▶ [Brano da leggere]:
Prendiamo l' esempio del servizio di "accompagnamento" che molte delle nostre associazioni svolgono, in convenzione con le amministrazioni: è un servizio rivolto alle donne immigrate, che consiste nella accoglienza, nella assistenza, nell'informazione, nella mediazione.

Questo lavoro consiste nel mettersi al servizio di enti e persone per affrontare problemi che hanno a che vedere con la qualità della vita. Nella attuale organizzazione dei servizi, questo tipo di servizio non ha posto, se non nelle parole e nelle belle intenzioni. Quando ne parliamo, quando andiamo a sviscerare e raccontare in dettaglio in cosa consiste questo lavoro di "accompagnamento", tutti ci battono le mani. Ma il passaggio al riconoscimento di questo come lavoro è molto più difficile. Si pensa che , in quanto donne, siamo motivate politicamente ad affrontare le problematiche delle donne, ed è come se per il fatto di fare un discorso bello e giusto fossimo obbligate ad assumercene interamente il peso della realizzazione pratica, in termini di azione politica e volontaria. Non ci sono risorse economiche se non per piccoli pezzi di questo lavoro, ma non lo si riconosce nella sua globalità che è anche la sua peculiarità.

I soldi pubblici vengono spesi per altre cose, si operano scelte diverse. Per esempio infiniti soldi vengono spesi oggi per le terapie dure del cancro, invece di agire positivamente sulla qualità della vita e sull'ambiente.

Anche l'azione politica necessaria per cambiare questo stato di cose, il lavoro di trasformazione e cambiamento della pubblica amministrazione, è un lavoro vero e proprio, che va riconosciuto economicamente.

▶ [Dati del dataset]:
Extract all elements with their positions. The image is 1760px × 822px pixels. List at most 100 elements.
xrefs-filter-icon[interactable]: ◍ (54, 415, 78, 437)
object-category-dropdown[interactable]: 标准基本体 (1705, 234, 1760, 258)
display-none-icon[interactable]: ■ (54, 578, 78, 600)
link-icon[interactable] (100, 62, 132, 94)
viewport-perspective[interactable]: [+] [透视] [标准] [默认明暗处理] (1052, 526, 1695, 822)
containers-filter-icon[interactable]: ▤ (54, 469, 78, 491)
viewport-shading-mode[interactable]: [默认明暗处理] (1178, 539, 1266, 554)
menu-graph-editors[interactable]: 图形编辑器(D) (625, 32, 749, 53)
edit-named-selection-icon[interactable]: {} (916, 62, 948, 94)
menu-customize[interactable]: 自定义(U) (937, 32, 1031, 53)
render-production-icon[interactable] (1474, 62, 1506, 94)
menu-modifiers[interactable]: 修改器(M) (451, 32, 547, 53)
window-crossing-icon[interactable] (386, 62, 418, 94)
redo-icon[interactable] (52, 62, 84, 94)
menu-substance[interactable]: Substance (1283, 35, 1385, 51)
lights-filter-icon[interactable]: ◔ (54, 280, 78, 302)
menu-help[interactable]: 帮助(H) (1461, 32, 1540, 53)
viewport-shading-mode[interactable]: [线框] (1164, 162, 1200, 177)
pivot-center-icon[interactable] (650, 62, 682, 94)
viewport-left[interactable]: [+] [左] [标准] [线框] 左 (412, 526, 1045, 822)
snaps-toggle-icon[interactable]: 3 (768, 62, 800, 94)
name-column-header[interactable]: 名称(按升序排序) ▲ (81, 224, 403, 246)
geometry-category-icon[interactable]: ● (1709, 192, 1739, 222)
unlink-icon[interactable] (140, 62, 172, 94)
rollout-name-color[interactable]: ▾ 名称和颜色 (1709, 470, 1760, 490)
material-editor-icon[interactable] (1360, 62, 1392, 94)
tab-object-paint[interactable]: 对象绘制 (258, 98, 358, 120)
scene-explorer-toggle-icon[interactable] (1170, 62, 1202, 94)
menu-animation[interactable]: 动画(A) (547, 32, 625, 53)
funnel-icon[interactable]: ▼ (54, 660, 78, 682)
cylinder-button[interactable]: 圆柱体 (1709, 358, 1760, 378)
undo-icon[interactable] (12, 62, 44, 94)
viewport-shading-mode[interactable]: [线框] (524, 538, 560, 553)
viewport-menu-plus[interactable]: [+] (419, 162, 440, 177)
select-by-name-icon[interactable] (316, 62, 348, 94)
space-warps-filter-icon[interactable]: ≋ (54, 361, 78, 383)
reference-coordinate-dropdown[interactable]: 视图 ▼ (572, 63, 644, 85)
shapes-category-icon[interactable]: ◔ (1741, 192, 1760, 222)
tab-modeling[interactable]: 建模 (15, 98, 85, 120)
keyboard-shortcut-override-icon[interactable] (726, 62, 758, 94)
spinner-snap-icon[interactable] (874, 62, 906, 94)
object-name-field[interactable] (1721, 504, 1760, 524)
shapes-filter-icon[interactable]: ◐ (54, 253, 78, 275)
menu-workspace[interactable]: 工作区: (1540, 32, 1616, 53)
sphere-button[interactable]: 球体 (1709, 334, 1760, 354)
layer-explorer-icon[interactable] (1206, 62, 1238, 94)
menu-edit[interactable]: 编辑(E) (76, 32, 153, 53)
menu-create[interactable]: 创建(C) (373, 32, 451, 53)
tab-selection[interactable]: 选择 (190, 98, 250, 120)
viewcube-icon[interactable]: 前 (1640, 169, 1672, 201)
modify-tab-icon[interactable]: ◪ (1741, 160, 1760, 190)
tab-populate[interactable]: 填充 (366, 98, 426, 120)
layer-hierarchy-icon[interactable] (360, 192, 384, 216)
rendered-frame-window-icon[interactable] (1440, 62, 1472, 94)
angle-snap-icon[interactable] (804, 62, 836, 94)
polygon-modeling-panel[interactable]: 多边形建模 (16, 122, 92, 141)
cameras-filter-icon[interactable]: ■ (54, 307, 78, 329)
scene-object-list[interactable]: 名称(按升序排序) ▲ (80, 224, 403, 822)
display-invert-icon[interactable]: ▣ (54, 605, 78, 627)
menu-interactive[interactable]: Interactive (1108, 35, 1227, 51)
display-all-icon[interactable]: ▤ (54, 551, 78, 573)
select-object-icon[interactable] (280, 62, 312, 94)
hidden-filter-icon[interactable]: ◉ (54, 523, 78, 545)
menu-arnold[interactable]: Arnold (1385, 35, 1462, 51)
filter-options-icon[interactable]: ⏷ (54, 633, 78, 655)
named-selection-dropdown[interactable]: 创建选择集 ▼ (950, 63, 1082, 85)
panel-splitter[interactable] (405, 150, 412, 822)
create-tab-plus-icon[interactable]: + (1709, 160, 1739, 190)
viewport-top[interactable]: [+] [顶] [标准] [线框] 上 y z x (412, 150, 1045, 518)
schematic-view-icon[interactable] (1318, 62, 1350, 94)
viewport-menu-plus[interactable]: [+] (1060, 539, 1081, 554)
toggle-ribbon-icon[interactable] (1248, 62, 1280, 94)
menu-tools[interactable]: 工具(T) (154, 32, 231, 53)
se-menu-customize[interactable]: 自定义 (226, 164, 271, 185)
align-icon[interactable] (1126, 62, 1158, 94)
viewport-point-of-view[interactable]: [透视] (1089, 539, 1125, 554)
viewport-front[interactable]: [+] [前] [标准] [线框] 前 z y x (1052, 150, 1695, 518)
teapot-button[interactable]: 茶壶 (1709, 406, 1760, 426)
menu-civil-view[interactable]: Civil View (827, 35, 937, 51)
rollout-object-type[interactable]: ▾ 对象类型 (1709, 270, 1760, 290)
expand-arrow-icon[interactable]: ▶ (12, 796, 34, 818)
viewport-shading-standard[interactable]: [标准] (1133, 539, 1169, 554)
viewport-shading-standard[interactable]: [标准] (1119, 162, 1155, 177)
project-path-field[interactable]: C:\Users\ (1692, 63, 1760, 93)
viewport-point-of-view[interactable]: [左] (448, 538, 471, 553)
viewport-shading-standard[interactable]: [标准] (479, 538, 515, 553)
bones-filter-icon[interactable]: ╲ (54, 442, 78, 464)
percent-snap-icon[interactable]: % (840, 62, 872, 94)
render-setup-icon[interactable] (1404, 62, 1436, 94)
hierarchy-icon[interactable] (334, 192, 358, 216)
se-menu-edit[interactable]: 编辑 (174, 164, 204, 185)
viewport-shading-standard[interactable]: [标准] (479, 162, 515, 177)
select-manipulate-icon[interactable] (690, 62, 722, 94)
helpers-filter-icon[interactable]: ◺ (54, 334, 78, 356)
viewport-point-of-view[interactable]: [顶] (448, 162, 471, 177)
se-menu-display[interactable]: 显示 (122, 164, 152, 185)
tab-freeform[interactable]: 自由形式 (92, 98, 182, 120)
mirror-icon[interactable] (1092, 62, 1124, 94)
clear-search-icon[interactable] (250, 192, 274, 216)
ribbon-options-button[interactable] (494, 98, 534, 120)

▶ [Compiti da svolgere]:
- a) Aggiorna il brano sul servizio di accompagnamento riscrivendo la parte che inizia con "Prendiamo l' esempio" e termina con "nell'informazione, nella mediazione.", dove "donne immigrate" diventa "donne straniere".
- b) Traduci in inglese questa frase del brano sul servizio di accompagnamento: "I soldi pubblici vengono spesi per altre cose, si operano scelte diverse."
- c) Prosegui il brano sul servizio di accompagnamento delle donne immigrate, riprendendo subito dopo la sua ultima frase.

▶ [Soluzioni delle attività]:
- a)
Prendiamo l' esempio del servizio di "accompagnamento" che molte delle nostre associazioni svolgono, in convenzione con le amministrazioni: è un servizio rivolto alle donne straniere, che consiste nella accoglienza, nella assistenza, nell'informazione, nella mediazione.

- b) Public money is spent on other things; different choices are made.

- c)
CRISTINA CAPPELLI
Mi sembra che un dato comune a tutte noi sia la condivisione dell'idea che sociale, politico ed economico camminino insieme.

Le forme che rappresentano le azioni pratiche che stanno dietro a queste parole possono essere diverse. E lo sono anche perché ciascuna di noi, ogni donna, sente in modo più pregnante uno dei termini a seconda della sua collocazione nel mondo: la sua storia, il suo percorso, i processi cui appartiene, i valori, le motivazioni. Credo che la forza di queste differenze sta nel fatto che questi tre elementi possono coniugarsi tra di loro sia nell'esperienza individuale sia nelle strutture collettive, associazioni, imprese o altro. La risultante finale è l'impresa associativa in cui questi tre elementi si articolano in forme diverse all'interno di cui ognuno può trovare un posto per sé.

Abbiamo dunque una postazione singola individuale che si traduce in una associazione o in una impresa, e la strategia consiste nel mettere insieme le postazioni individuali di singoli soggetti collettivi che mettendosi in relazione con altri soggetti riunificano i tre elementi.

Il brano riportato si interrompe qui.